____ EXTRACTED INFORMATION

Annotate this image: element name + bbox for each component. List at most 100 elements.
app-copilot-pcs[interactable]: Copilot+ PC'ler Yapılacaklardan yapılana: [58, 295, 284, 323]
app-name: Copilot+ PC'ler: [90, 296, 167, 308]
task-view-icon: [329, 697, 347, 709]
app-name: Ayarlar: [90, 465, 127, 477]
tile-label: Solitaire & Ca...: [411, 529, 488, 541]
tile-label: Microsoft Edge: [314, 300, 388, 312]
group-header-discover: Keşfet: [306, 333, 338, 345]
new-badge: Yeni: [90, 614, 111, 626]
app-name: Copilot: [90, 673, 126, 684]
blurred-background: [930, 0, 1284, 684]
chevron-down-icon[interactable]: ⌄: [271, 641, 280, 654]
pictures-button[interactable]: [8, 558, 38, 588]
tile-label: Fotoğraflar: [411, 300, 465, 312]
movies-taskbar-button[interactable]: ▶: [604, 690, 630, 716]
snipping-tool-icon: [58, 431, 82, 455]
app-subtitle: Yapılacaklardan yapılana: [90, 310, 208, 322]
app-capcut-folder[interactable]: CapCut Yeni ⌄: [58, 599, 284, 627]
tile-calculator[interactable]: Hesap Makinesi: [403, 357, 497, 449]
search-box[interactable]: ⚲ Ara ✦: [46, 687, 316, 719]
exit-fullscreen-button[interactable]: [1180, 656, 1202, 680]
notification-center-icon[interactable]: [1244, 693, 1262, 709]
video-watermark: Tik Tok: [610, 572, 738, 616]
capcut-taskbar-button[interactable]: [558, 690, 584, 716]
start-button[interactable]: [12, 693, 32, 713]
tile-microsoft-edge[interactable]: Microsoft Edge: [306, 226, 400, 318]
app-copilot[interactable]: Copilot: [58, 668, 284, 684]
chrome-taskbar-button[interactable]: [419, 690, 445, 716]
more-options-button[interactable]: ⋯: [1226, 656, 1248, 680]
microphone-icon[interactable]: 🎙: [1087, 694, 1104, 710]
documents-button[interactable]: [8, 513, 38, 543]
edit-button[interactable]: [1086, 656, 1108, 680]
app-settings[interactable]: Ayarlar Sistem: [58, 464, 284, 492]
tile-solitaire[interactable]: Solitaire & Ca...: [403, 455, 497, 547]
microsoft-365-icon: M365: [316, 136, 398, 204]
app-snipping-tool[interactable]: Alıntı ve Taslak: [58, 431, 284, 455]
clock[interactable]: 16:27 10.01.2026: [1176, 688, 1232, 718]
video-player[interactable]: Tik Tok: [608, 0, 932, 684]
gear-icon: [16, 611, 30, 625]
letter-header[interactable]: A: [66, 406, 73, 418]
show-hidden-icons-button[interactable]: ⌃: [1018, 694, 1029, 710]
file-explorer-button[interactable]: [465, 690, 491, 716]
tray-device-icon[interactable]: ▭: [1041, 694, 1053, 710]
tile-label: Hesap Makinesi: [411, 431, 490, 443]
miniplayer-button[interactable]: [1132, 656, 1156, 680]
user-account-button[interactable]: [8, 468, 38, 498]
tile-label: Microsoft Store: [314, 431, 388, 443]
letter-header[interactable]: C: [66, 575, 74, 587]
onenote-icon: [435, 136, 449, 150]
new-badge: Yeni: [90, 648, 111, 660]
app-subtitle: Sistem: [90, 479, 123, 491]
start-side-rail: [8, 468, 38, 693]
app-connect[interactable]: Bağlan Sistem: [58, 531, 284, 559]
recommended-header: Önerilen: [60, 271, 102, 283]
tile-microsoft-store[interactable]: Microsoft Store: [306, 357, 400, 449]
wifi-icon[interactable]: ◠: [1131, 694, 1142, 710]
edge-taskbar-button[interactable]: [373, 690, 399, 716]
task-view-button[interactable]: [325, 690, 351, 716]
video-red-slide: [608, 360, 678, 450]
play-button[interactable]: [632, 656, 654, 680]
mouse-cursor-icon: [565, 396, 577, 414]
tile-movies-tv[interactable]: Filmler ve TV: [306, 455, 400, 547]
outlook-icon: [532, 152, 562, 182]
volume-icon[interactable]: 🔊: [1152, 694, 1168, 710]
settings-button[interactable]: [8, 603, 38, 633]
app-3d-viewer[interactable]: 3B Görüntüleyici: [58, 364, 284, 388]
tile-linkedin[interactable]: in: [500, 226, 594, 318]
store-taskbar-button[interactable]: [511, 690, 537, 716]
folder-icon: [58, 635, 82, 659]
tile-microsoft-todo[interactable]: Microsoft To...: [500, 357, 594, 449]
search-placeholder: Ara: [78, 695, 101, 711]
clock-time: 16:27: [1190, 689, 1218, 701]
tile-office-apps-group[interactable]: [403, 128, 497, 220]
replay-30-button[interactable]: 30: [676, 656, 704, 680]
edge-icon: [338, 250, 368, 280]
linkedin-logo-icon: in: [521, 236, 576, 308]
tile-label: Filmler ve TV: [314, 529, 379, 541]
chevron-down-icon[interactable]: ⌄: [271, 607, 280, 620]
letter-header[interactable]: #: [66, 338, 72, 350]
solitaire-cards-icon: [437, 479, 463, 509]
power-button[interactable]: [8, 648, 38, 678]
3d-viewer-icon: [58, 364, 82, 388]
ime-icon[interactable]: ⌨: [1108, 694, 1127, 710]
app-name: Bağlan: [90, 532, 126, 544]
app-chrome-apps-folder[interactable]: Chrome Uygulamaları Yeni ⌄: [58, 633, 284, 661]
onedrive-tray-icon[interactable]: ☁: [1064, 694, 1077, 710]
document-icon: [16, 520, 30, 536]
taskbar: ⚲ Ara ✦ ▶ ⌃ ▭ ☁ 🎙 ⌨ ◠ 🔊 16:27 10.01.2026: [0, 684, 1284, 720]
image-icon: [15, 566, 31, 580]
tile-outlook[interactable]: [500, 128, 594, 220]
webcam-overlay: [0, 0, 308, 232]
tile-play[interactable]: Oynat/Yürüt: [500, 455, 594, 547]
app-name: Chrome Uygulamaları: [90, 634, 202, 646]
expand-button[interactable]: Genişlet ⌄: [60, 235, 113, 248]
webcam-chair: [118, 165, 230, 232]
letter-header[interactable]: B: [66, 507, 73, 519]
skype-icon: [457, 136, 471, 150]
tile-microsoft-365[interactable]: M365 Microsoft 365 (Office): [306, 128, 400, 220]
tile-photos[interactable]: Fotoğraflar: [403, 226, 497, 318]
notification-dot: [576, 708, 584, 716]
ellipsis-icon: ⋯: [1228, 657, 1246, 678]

________

AIM »
Reproduce the material above with each occurrence of "tile-label" changed to "tile-caption". Keep every other character identical.

RESULT »
Annotate this image: element name + bbox for each component. List at most 100 elements.
app-copilot-pcs[interactable]: Copilot+ PC'ler Yapılacaklardan yapılana: [58, 295, 284, 323]
app-name: Copilot+ PC'ler: [90, 296, 167, 308]
task-view-icon: [329, 697, 347, 709]
app-name: Ayarlar: [90, 465, 127, 477]
tile-caption: Solitaire & Ca...: [411, 529, 488, 541]
tile-caption: Microsoft Edge: [314, 300, 388, 312]
group-header-discover: Keşfet: [306, 333, 338, 345]
new-badge: Yeni: [90, 614, 111, 626]
app-name: Copilot: [90, 673, 126, 684]
blurred-background: [930, 0, 1284, 684]
chevron-down-icon[interactable]: ⌄: [271, 641, 280, 654]
pictures-button[interactable]: [8, 558, 38, 588]
tile-caption: Fotoğraflar: [411, 300, 465, 312]
movies-taskbar-button[interactable]: ▶: [604, 690, 630, 716]
snipping-tool-icon: [58, 431, 82, 455]
app-subtitle: Yapılacaklardan yapılana: [90, 310, 208, 322]
app-capcut-folder[interactable]: CapCut Yeni ⌄: [58, 599, 284, 627]
tile-calculator[interactable]: Hesap Makinesi: [403, 357, 497, 449]
search-box[interactable]: ⚲ Ara ✦: [46, 687, 316, 719]
exit-fullscreen-button[interactable]: [1180, 656, 1202, 680]
notification-center-icon[interactable]: [1244, 693, 1262, 709]
video-watermark: Tik Tok: [610, 572, 738, 616]
capcut-taskbar-button[interactable]: [558, 690, 584, 716]
start-button[interactable]: [12, 693, 32, 713]
tile-microsoft-edge[interactable]: Microsoft Edge: [306, 226, 400, 318]
app-copilot[interactable]: Copilot: [58, 668, 284, 684]
chrome-taskbar-button[interactable]: [419, 690, 445, 716]
more-options-button[interactable]: ⋯: [1226, 656, 1248, 680]
microphone-icon[interactable]: 🎙: [1087, 694, 1104, 710]
documents-button[interactable]: [8, 513, 38, 543]
edit-button[interactable]: [1086, 656, 1108, 680]
app-settings[interactable]: Ayarlar Sistem: [58, 464, 284, 492]
tile-solitaire[interactable]: Solitaire & Ca...: [403, 455, 497, 547]
microsoft-365-icon: M365: [316, 136, 398, 204]
app-snipping-tool[interactable]: Alıntı ve Taslak: [58, 431, 284, 455]
clock[interactable]: 16:27 10.01.2026: [1176, 688, 1232, 718]
video-player[interactable]: Tik Tok: [608, 0, 932, 684]
gear-icon: [16, 611, 30, 625]
letter-header[interactable]: A: [66, 406, 73, 418]
show-hidden-icons-button[interactable]: ⌃: [1018, 694, 1029, 710]
file-explorer-button[interactable]: [465, 690, 491, 716]
tray-device-icon[interactable]: ▭: [1041, 694, 1053, 710]
tile-caption: Hesap Makinesi: [411, 431, 490, 443]
miniplayer-button[interactable]: [1132, 656, 1156, 680]
user-account-button[interactable]: [8, 468, 38, 498]
tile-caption: Microsoft Store: [314, 431, 388, 443]
letter-header[interactable]: C: [66, 575, 74, 587]
onenote-icon: [435, 136, 449, 150]
new-badge: Yeni: [90, 648, 111, 660]
app-subtitle: Sistem: [90, 479, 123, 491]
start-side-rail: [8, 468, 38, 693]
app-connect[interactable]: Bağlan Sistem: [58, 531, 284, 559]
recommended-header: Önerilen: [60, 271, 102, 283]
tile-microsoft-store[interactable]: Microsoft Store: [306, 357, 400, 449]
wifi-icon[interactable]: ◠: [1131, 694, 1142, 710]
edge-taskbar-button[interactable]: [373, 690, 399, 716]
task-view-button[interactable]: [325, 690, 351, 716]
video-red-slide: [608, 360, 678, 450]
play-button[interactable]: [632, 656, 654, 680]
mouse-cursor-icon: [565, 396, 577, 414]
tile-movies-tv[interactable]: Filmler ve TV: [306, 455, 400, 547]
outlook-icon: [532, 152, 562, 182]
volume-icon[interactable]: 🔊: [1152, 694, 1168, 710]
settings-button[interactable]: [8, 603, 38, 633]
app-3d-viewer[interactable]: 3B Görüntüleyici: [58, 364, 284, 388]
tile-linkedin[interactable]: in: [500, 226, 594, 318]
store-taskbar-button[interactable]: [511, 690, 537, 716]
folder-icon: [58, 635, 82, 659]
tile-microsoft-todo[interactable]: Microsoft To...: [500, 357, 594, 449]
search-placeholder: Ara: [78, 695, 101, 711]
clock-time: 16:27: [1190, 689, 1218, 701]
tile-office-apps-group[interactable]: [403, 128, 497, 220]
replay-30-button[interactable]: 30: [676, 656, 704, 680]
edge-icon: [338, 250, 368, 280]
linkedin-logo-icon: in: [521, 236, 576, 308]
tile-caption: Filmler ve TV: [314, 529, 379, 541]
chevron-down-icon[interactable]: ⌄: [271, 607, 280, 620]
letter-header[interactable]: #: [66, 338, 72, 350]
solitaire-cards-icon: [437, 479, 463, 509]
power-button[interactable]: [8, 648, 38, 678]
3d-viewer-icon: [58, 364, 82, 388]
ime-icon[interactable]: ⌨: [1108, 694, 1127, 710]
app-name: Bağlan: [90, 532, 126, 544]
app-chrome-apps-folder[interactable]: Chrome Uygulamaları Yeni ⌄: [58, 633, 284, 661]
onedrive-tray-icon[interactable]: ☁: [1064, 694, 1077, 710]
document-icon: [16, 520, 30, 536]
taskbar: ⚲ Ara ✦ ▶ ⌃ ▭ ☁ 🎙 ⌨ ◠ 🔊 16:27 10.01.2026: [0, 684, 1284, 720]
image-icon: [15, 566, 31, 580]
tile-outlook[interactable]: [500, 128, 594, 220]
webcam-overlay: [0, 0, 308, 232]
tile-play[interactable]: Oynat/Yürüt: [500, 455, 594, 547]
app-name: Chrome Uygulamaları: [90, 634, 202, 646]
expand-button[interactable]: Genişlet ⌄: [60, 235, 113, 248]
webcam-chair: [118, 165, 230, 232]
letter-header[interactable]: B: [66, 507, 73, 519]
skype-icon: [457, 136, 471, 150]
tile-microsoft-365[interactable]: M365 Microsoft 365 (Office): [306, 128, 400, 220]
tile-photos[interactable]: Fotoğraflar: [403, 226, 497, 318]
notification-dot: [576, 708, 584, 716]
ellipsis-icon: ⋯: [1228, 657, 1246, 678]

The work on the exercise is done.